**Directions for this task**
Return the following material line for line, unchanged, and leave out the pictures.

**Material**
++++++++
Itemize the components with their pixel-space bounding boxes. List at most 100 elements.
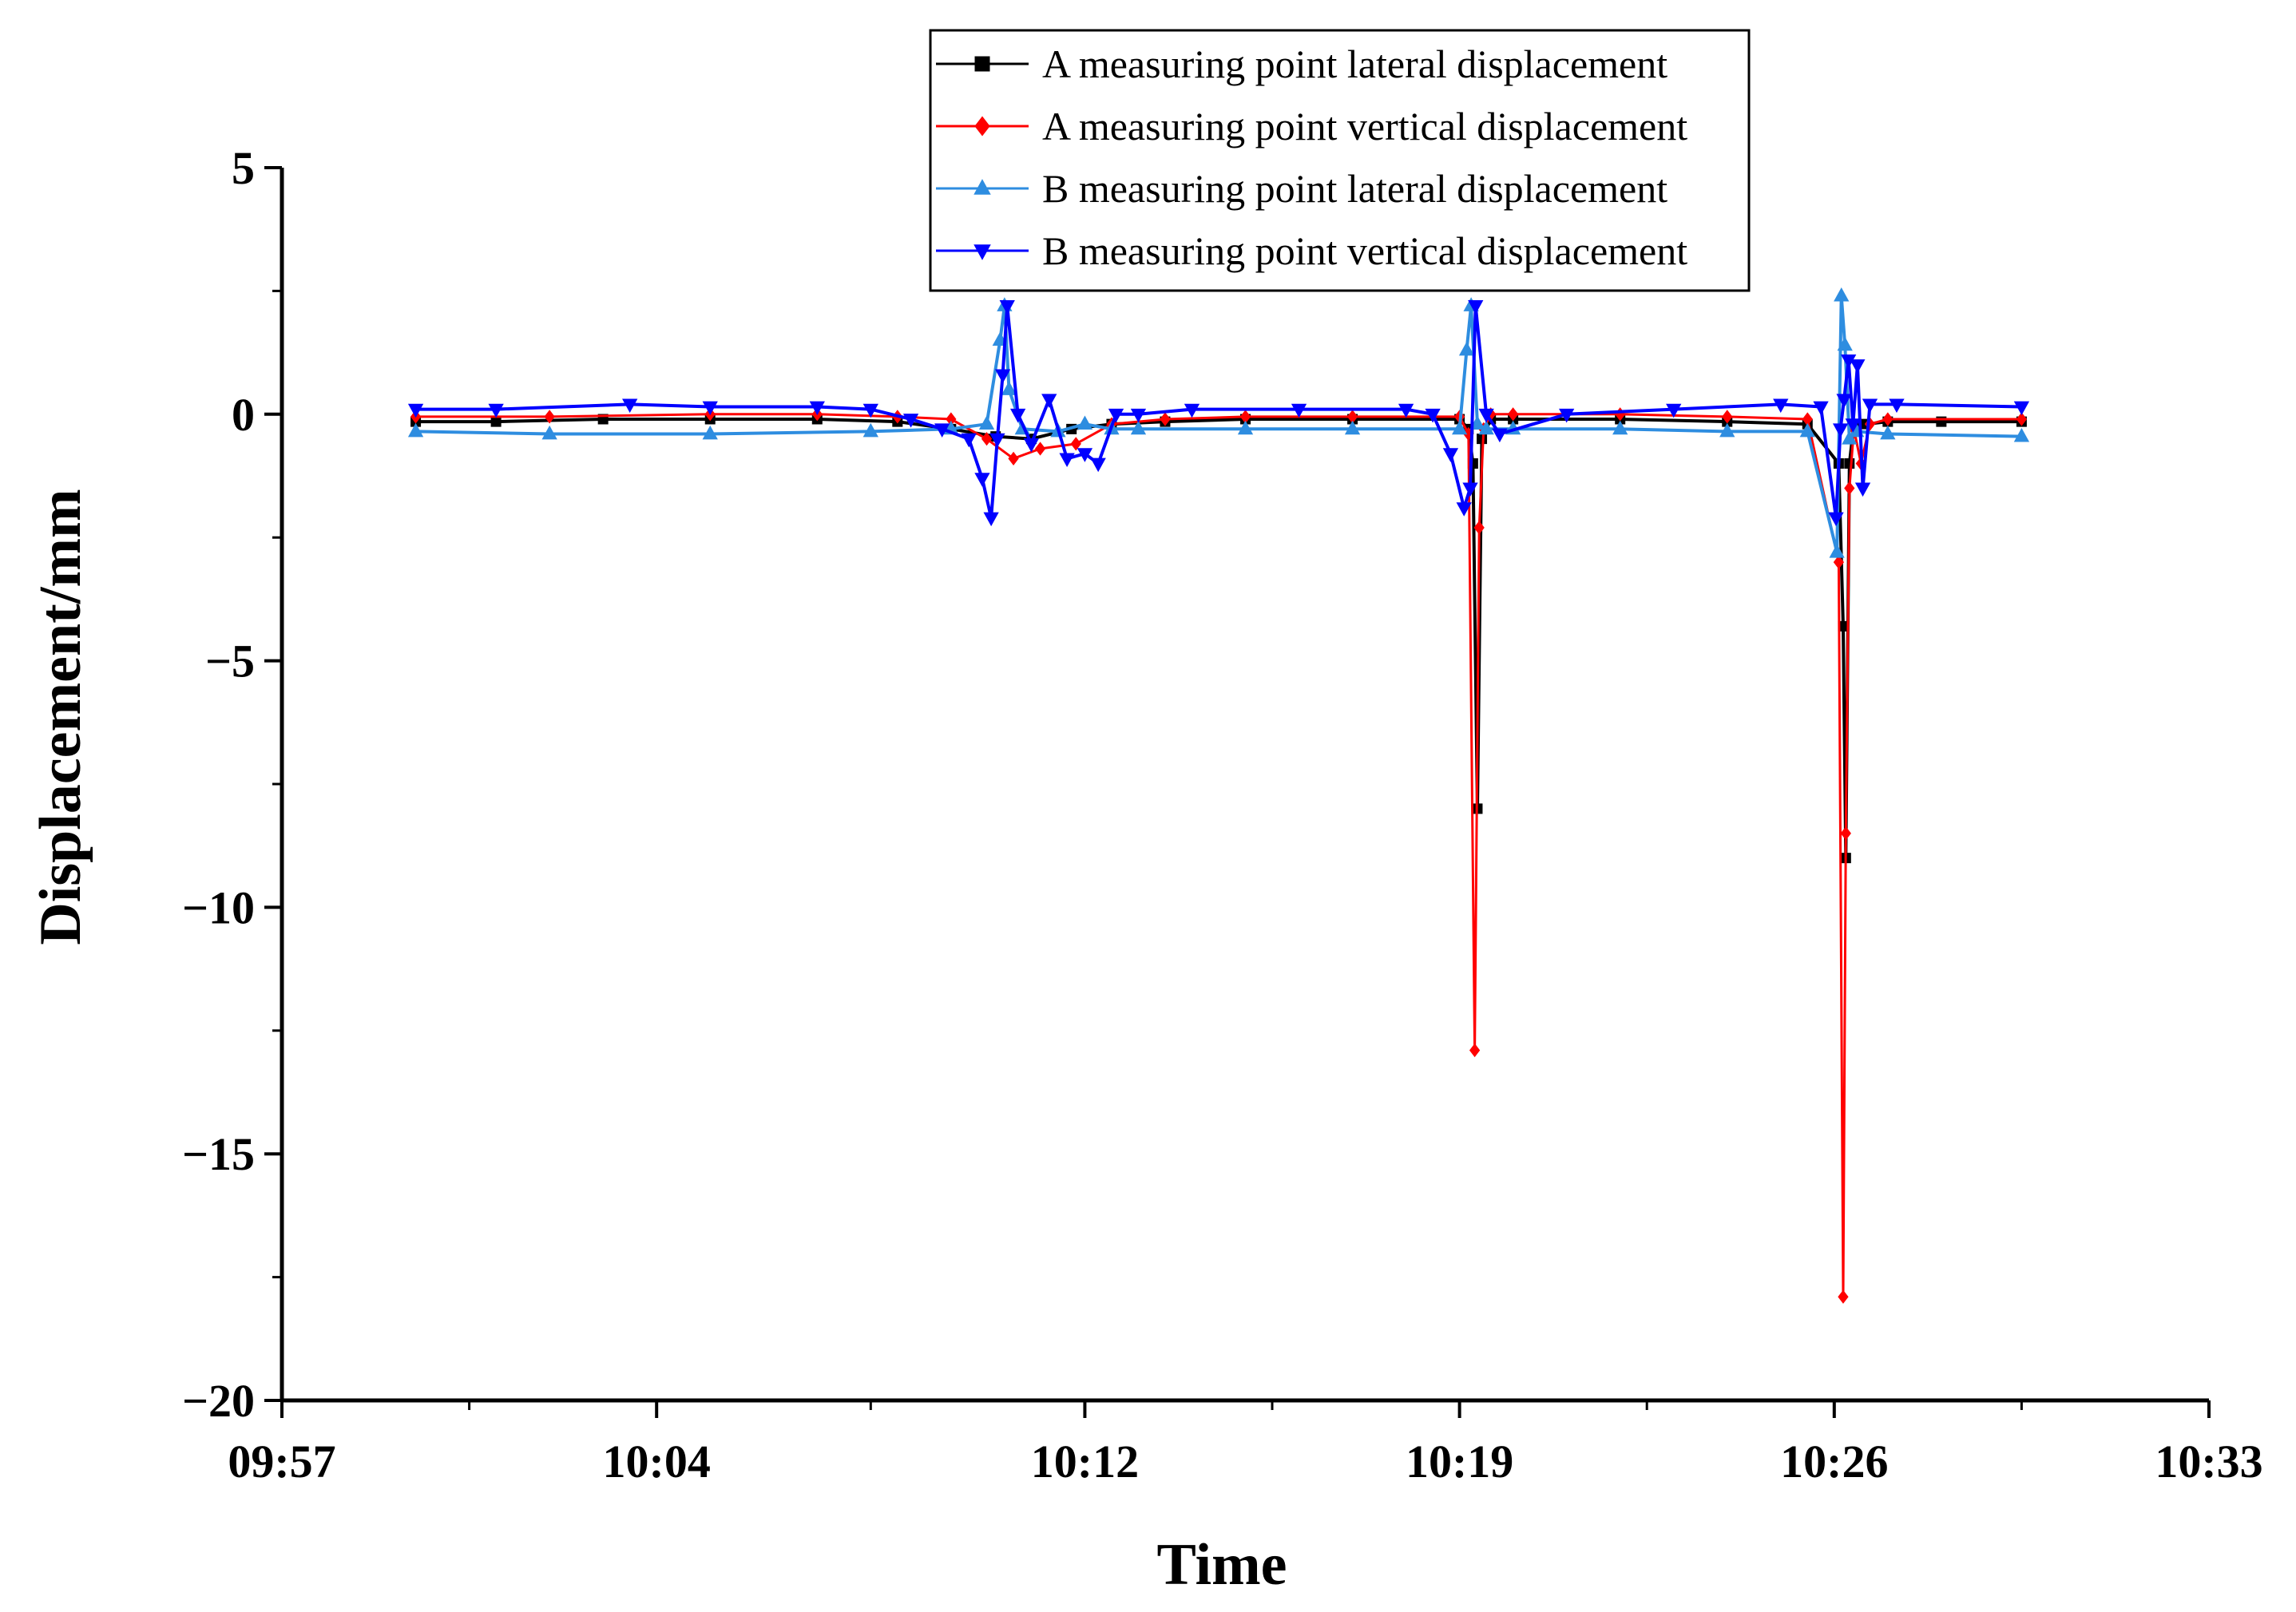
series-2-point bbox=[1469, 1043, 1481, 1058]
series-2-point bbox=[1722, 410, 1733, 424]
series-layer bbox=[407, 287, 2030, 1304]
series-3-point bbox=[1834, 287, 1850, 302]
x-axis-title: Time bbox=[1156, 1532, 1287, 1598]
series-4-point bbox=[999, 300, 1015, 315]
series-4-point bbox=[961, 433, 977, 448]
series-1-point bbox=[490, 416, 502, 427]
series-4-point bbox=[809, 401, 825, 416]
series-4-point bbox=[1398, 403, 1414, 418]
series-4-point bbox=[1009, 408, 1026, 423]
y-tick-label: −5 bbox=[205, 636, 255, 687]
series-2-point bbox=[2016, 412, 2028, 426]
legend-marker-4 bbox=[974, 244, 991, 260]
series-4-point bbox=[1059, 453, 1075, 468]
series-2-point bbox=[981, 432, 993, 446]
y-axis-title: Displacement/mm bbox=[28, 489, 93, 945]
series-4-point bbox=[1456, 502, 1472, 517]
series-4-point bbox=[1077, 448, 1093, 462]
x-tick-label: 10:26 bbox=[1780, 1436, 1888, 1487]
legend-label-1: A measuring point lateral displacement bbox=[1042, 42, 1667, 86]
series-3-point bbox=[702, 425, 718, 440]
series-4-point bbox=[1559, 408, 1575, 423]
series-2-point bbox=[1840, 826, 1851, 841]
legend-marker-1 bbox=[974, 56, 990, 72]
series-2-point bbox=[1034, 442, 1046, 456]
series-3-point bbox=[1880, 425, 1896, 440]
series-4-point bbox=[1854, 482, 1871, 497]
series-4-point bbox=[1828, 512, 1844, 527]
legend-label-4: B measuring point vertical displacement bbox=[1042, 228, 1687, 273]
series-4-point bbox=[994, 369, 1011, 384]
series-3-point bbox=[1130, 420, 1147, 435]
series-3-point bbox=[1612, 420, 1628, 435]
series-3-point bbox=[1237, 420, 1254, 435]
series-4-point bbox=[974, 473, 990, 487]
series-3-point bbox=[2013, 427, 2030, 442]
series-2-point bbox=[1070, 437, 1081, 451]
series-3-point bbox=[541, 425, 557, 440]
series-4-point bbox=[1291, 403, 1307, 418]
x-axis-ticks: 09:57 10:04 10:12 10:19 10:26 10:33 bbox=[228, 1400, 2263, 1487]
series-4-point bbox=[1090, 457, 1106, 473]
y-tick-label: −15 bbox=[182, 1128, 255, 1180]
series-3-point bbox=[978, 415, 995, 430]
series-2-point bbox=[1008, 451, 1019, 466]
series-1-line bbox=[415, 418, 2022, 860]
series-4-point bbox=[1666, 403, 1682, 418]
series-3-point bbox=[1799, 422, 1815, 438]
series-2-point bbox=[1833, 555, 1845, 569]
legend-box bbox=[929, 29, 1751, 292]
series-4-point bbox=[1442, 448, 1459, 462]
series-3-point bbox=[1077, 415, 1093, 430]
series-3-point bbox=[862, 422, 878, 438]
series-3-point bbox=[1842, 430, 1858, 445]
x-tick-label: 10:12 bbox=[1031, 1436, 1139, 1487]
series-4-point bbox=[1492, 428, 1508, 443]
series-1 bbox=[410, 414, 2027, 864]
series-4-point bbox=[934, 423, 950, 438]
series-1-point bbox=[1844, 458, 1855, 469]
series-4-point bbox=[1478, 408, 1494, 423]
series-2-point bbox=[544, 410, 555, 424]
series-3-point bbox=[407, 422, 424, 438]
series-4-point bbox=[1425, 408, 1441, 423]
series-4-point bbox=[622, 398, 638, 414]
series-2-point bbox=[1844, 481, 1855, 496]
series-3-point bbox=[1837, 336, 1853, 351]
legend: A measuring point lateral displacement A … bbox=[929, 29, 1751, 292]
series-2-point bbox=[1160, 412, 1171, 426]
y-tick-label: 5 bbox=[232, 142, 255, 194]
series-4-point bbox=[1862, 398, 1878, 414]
++++++++
**Expected output**
Itemize the components with their pixel-space bounding boxes. List at most 100 elements.
series-2-point bbox=[1469, 1043, 1481, 1058]
series-2-point bbox=[1722, 410, 1733, 424]
series-layer bbox=[407, 287, 2030, 1304]
series-3-point bbox=[1834, 287, 1850, 302]
x-axis-title: Time bbox=[1156, 1532, 1287, 1598]
series-4-point bbox=[999, 300, 1015, 315]
series-4-point bbox=[961, 433, 977, 448]
series-1-point bbox=[490, 416, 502, 427]
series-4-point bbox=[809, 401, 825, 416]
series-4-point bbox=[1398, 403, 1414, 418]
series-4-point bbox=[1009, 408, 1026, 423]
y-tick-label: −5 bbox=[205, 636, 255, 687]
series-2-point bbox=[2016, 412, 2028, 426]
legend-marker-4 bbox=[974, 244, 991, 260]
series-4-point bbox=[1059, 453, 1075, 468]
series-2-point bbox=[981, 432, 993, 446]
y-axis-title: Displacement/mm bbox=[28, 489, 93, 945]
series-4-point bbox=[1456, 502, 1472, 517]
series-4-point bbox=[1077, 448, 1093, 462]
x-tick-label: 10:26 bbox=[1780, 1436, 1888, 1487]
legend-label-1: A measuring point lateral displacement bbox=[1042, 42, 1667, 86]
series-3-point bbox=[702, 425, 718, 440]
series-4-point bbox=[1559, 408, 1575, 423]
series-2-point bbox=[1840, 826, 1851, 841]
legend-marker-1 bbox=[974, 56, 990, 72]
series-2-point bbox=[1034, 442, 1046, 456]
series-3-point bbox=[1880, 425, 1896, 440]
series-4-point bbox=[1854, 482, 1871, 497]
series-4-point bbox=[1828, 512, 1844, 527]
legend-label-4: B measuring point vertical displacement bbox=[1042, 228, 1687, 273]
series-4-point bbox=[994, 369, 1011, 384]
series-3-point bbox=[1130, 420, 1147, 435]
series-3-point bbox=[1612, 420, 1628, 435]
series-3-point bbox=[1237, 420, 1254, 435]
series-4-point bbox=[974, 473, 990, 487]
series-3-point bbox=[2013, 427, 2030, 442]
series-2-point bbox=[1070, 437, 1081, 451]
series-3-point bbox=[541, 425, 557, 440]
series-4-point bbox=[1291, 403, 1307, 418]
x-axis-ticks: 09:57 10:04 10:12 10:19 10:26 10:33 bbox=[228, 1400, 2263, 1487]
series-4-point bbox=[1090, 457, 1106, 473]
y-tick-label: −15 bbox=[182, 1128, 255, 1180]
series-3-point bbox=[978, 415, 995, 430]
series-2-point bbox=[1008, 451, 1019, 466]
series-1-line bbox=[415, 418, 2022, 860]
series-4-point bbox=[1666, 403, 1682, 418]
series-3-point bbox=[1799, 422, 1815, 438]
series-2-point bbox=[1833, 555, 1845, 569]
legend-box bbox=[929, 29, 1751, 292]
series-4-point bbox=[1442, 448, 1459, 462]
series-3-point bbox=[1077, 415, 1093, 430]
series-3-point bbox=[862, 422, 878, 438]
series-3-point bbox=[1842, 430, 1858, 445]
x-tick-label: 10:12 bbox=[1031, 1436, 1139, 1487]
series-4-point bbox=[1492, 428, 1508, 443]
series-1 bbox=[410, 414, 2027, 864]
series-4-point bbox=[934, 423, 950, 438]
series-1-point bbox=[1844, 458, 1855, 469]
series-4-point bbox=[1478, 408, 1494, 423]
series-2-point bbox=[544, 410, 555, 424]
series-3-point bbox=[407, 422, 424, 438]
series-4-point bbox=[1425, 408, 1441, 423]
series-4-point bbox=[622, 398, 638, 414]
series-2-point bbox=[1844, 481, 1855, 496]
series-3-point bbox=[1837, 336, 1853, 351]
legend: A measuring point lateral displacement A … bbox=[929, 29, 1751, 292]
series-2-point bbox=[1160, 412, 1171, 426]
y-tick-label: 5 bbox=[232, 142, 255, 194]
series-4-point bbox=[1862, 398, 1878, 414]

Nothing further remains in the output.